Pull out every line below holding the word "this".

[Figure record extracts]
▽

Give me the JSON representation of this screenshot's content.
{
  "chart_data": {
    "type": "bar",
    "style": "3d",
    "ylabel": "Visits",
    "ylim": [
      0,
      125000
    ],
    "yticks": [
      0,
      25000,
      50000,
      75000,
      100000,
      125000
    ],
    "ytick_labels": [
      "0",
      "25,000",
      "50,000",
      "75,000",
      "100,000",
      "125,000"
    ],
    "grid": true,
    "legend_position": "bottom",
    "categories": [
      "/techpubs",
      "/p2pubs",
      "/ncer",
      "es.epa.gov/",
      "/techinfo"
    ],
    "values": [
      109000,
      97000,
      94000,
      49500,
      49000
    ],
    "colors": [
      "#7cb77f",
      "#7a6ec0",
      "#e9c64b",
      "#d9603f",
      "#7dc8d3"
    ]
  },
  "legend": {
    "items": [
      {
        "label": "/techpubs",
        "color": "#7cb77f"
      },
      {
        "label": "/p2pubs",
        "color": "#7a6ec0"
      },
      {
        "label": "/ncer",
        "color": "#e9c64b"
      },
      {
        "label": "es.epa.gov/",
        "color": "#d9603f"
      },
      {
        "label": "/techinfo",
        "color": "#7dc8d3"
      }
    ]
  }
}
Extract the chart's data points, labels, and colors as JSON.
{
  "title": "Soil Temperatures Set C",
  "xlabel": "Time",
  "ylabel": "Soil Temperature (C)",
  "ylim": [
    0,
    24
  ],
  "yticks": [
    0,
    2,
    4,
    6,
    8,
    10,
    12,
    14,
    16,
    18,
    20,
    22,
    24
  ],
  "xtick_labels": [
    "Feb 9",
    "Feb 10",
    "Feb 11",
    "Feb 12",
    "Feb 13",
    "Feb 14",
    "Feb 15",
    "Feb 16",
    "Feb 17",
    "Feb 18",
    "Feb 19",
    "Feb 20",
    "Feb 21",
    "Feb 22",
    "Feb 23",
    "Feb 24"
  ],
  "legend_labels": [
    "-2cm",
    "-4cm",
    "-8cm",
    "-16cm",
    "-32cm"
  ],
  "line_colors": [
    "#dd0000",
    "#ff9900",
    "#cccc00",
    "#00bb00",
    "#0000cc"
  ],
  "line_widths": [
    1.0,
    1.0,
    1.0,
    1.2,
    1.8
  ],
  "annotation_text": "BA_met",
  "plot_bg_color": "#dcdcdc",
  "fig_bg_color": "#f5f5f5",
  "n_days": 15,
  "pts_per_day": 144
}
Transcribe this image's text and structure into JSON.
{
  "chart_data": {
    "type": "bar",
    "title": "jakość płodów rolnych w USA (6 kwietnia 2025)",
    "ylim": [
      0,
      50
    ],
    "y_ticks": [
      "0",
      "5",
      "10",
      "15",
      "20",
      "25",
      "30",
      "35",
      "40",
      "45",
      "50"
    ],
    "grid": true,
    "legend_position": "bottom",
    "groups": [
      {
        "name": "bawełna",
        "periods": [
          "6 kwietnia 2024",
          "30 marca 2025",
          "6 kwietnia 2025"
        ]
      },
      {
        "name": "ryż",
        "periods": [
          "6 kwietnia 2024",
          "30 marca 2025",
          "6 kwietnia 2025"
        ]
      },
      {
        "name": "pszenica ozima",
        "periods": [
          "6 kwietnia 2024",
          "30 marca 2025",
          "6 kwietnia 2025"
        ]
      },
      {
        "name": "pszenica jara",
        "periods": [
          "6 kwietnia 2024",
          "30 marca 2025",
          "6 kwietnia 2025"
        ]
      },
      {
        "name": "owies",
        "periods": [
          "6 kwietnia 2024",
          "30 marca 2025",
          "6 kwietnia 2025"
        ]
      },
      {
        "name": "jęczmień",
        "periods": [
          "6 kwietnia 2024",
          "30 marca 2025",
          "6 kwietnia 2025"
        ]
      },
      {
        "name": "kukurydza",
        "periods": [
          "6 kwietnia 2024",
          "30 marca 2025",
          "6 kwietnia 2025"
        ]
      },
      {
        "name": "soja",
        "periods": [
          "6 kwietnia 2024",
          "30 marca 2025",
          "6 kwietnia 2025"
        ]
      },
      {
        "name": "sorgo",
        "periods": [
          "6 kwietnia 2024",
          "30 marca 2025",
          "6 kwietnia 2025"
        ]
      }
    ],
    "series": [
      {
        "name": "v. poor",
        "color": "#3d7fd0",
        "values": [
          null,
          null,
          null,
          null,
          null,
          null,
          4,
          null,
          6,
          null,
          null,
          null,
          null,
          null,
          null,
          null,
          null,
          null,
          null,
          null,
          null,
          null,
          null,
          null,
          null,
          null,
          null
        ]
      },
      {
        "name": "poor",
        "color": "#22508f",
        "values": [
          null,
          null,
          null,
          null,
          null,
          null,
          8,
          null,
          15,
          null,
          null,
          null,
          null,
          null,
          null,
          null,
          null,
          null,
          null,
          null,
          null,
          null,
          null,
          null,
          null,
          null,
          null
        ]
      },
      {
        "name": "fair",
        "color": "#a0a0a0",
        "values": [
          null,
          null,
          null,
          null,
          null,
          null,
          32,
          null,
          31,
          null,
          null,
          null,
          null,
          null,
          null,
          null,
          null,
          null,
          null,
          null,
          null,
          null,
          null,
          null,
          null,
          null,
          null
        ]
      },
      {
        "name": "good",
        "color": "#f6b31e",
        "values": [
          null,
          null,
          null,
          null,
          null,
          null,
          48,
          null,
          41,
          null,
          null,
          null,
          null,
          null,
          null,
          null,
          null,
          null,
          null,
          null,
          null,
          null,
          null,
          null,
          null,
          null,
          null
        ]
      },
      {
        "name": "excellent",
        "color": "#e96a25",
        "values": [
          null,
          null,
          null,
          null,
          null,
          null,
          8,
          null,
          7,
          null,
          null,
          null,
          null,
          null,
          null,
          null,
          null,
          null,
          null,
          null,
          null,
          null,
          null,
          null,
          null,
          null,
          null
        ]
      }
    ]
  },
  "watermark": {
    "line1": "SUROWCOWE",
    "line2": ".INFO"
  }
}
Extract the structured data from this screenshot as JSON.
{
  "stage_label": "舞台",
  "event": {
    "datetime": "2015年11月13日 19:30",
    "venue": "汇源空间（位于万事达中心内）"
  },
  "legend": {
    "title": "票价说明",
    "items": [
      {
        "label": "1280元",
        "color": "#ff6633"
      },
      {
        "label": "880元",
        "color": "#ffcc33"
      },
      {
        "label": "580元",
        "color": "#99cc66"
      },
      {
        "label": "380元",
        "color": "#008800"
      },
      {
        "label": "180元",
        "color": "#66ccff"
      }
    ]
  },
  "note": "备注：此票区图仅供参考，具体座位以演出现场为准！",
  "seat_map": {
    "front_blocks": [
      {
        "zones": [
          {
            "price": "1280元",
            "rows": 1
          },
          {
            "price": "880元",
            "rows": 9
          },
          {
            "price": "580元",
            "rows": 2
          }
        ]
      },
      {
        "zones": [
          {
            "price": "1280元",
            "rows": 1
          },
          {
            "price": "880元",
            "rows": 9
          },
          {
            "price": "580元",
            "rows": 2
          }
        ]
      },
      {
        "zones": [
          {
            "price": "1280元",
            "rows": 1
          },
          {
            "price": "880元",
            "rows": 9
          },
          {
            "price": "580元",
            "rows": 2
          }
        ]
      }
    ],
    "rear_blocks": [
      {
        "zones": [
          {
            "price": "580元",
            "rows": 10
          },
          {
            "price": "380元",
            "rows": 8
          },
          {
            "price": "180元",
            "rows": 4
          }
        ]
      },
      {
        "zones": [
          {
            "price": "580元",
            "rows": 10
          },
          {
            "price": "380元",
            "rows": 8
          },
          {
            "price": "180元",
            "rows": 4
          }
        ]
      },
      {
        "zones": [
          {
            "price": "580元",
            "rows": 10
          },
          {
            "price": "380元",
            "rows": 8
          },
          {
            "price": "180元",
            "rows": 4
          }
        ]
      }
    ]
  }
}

△

Task response.
Give me the JSON representation of this screenshot's content.
Transcribe this image's text and structure into JSON.
Extract the structured data from this screenshot as JSON.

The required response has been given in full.